_Task instructions_: Only the lines holding the string "muhit" are needed. Copy each one.

>> Start Source data

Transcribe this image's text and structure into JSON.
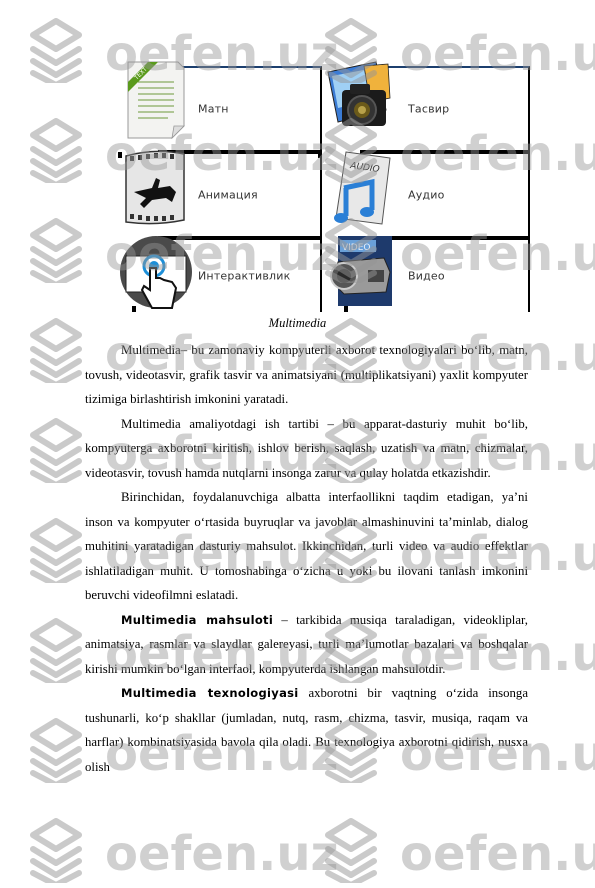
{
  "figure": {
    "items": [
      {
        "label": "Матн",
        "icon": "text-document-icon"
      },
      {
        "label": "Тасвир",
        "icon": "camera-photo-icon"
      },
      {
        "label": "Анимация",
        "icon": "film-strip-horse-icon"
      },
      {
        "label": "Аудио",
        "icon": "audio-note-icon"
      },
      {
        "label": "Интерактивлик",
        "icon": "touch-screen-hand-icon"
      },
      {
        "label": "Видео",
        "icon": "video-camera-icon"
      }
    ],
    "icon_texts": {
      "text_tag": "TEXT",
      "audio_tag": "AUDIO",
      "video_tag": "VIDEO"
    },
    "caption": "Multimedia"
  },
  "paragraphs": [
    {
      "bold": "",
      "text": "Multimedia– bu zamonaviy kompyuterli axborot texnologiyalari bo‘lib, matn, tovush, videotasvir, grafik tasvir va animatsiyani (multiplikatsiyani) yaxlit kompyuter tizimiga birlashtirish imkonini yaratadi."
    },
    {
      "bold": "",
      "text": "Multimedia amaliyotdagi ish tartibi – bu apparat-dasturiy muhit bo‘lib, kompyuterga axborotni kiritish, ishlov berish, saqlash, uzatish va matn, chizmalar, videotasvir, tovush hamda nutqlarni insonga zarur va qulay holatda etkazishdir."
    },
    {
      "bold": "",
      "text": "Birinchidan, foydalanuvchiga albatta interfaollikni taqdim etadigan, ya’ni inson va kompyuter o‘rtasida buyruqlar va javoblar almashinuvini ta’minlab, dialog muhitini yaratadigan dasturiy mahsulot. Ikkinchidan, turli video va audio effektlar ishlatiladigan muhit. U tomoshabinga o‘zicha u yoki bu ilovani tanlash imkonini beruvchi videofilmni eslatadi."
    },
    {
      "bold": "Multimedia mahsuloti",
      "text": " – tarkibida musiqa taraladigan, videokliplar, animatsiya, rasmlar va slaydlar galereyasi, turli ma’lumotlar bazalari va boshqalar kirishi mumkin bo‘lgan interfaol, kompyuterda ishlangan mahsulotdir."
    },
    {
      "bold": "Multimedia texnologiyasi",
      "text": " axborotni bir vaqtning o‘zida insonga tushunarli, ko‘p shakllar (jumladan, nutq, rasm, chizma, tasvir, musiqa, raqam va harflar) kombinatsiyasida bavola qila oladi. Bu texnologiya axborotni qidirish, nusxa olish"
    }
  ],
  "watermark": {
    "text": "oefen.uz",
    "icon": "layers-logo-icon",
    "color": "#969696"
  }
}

>> End Source data

_Exercise solution_:
      "text": "Multimedia amaliyotdagi ish tartibi – bu apparat-dasturiy muhit bo‘lib, kompyuterga axborotni kiritish, ishlov berish, saqlash, uzatish va matn, chizmalar, videotasvir, tovush hamda nutqlarni insonga zarur va qulay holatda etkazishdir."
      "text": "Birinchidan, foydalanuvchiga albatta interfaollikni taqdim etadigan, ya’ni inson va kompyuter o‘rtasida buyruqlar va javoblar almashinuvini ta’minlab, dialog muhitini yaratadigan dasturiy mahsulot. Ikkinchidan, turli video va audio effektlar ishlatiladigan muhit. U tomoshabinga o‘zicha u yoki bu ilovani tanlash imkonini beruvchi videofilmni eslatadi."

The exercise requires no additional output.